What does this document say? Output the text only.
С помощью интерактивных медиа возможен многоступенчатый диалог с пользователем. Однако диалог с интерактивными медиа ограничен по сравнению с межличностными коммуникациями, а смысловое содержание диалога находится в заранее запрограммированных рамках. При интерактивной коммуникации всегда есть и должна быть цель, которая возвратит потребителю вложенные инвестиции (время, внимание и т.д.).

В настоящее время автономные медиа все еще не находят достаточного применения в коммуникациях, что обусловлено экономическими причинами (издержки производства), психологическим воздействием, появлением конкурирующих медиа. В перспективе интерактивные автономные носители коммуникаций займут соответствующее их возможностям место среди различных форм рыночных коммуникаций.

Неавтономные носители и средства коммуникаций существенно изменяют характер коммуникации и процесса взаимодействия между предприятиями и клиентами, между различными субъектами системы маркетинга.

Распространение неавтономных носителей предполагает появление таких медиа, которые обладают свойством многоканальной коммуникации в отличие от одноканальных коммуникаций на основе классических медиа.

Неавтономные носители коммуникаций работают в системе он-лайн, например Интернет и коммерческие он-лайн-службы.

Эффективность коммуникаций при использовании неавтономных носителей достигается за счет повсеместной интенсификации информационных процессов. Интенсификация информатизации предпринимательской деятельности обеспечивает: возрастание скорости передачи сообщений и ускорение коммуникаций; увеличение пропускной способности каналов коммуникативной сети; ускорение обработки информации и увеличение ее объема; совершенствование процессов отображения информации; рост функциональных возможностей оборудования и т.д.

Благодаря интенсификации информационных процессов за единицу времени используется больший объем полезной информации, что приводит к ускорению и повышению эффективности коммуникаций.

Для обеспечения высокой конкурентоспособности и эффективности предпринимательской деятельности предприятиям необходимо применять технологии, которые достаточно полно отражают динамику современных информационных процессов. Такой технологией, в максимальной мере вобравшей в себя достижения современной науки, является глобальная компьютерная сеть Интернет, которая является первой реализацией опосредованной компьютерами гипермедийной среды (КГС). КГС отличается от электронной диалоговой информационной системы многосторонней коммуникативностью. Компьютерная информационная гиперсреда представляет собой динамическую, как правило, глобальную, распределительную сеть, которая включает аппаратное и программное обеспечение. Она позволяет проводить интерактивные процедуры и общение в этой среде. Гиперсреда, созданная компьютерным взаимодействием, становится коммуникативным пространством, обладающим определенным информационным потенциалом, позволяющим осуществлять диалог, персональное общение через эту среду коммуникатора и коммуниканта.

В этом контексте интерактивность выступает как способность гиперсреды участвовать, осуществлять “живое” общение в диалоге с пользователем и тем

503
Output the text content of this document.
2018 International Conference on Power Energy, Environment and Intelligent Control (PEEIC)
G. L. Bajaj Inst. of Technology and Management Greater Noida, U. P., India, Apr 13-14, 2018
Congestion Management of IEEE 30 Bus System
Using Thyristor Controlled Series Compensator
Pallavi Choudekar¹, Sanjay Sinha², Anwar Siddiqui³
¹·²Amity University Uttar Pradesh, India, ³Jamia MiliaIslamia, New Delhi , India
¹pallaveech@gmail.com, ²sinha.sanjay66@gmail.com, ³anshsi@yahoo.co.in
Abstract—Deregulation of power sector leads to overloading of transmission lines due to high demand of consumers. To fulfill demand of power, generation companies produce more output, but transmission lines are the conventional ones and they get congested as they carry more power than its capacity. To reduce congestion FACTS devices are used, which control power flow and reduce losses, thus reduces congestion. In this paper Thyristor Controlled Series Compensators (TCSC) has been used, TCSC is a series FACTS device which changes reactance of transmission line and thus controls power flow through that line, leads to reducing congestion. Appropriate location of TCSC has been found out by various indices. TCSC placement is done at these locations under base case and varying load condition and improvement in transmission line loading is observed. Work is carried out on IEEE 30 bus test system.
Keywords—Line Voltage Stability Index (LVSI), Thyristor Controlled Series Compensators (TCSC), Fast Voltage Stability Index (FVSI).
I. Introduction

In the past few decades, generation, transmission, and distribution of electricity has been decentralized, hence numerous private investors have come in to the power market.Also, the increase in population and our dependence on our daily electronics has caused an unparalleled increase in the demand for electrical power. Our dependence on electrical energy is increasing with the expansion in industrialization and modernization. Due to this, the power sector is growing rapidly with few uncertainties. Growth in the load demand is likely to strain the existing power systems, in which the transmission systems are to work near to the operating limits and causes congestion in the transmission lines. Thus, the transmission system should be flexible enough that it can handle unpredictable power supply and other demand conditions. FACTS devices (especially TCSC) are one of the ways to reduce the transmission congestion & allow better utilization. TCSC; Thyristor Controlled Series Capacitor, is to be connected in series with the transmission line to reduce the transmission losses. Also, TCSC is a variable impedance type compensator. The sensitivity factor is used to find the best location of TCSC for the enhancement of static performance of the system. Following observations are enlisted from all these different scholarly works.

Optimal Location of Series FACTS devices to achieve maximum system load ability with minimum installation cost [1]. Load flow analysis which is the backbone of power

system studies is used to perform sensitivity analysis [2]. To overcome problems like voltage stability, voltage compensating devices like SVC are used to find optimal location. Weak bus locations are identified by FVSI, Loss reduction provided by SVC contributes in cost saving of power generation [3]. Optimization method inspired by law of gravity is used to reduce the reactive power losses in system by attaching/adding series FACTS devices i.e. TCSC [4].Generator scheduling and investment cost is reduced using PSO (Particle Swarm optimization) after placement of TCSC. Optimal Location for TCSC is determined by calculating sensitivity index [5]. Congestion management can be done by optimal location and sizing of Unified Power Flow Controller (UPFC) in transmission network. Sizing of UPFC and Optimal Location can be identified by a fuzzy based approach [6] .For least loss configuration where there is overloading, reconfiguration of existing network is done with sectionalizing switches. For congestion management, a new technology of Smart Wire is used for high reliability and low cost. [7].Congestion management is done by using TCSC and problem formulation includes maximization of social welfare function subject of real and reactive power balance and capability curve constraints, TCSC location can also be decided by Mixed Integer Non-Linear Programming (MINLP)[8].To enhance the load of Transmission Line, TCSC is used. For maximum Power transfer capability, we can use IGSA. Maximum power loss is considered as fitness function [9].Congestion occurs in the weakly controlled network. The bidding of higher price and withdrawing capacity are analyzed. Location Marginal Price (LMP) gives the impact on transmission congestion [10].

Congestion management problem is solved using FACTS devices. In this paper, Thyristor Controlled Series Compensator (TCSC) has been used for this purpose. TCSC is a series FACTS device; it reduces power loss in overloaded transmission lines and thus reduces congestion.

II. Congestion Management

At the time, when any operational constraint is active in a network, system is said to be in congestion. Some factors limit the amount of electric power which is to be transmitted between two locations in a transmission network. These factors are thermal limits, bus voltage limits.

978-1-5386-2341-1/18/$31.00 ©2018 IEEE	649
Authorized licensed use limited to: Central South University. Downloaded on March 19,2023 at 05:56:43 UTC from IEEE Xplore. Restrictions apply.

EXERCISE PROMPT: From the listing above, copy every line that holds the string "интенсификации".

COMPLETE ANSWER:
Эффективность коммуникаций при использовании неавтономных носителей достигается за счет повсеместной интенсификации информационных процессов. Интенсификация информатизации предпринимательской деятельности обеспечивает: возрастание скорости передачи сообщений и ускорение коммуникаций; увеличение пропускной способности каналов коммуникативной сети; ускорение обработки информации и увеличение ее объема; совершенствование процессов отображения информации; рост функциональных возможностей оборудования и т.д.
Благодаря интенсификации информационных процессов за единицу времени используется больший объем полезной информации, что приводит к ускорению и повышению эффективности коммуникаций.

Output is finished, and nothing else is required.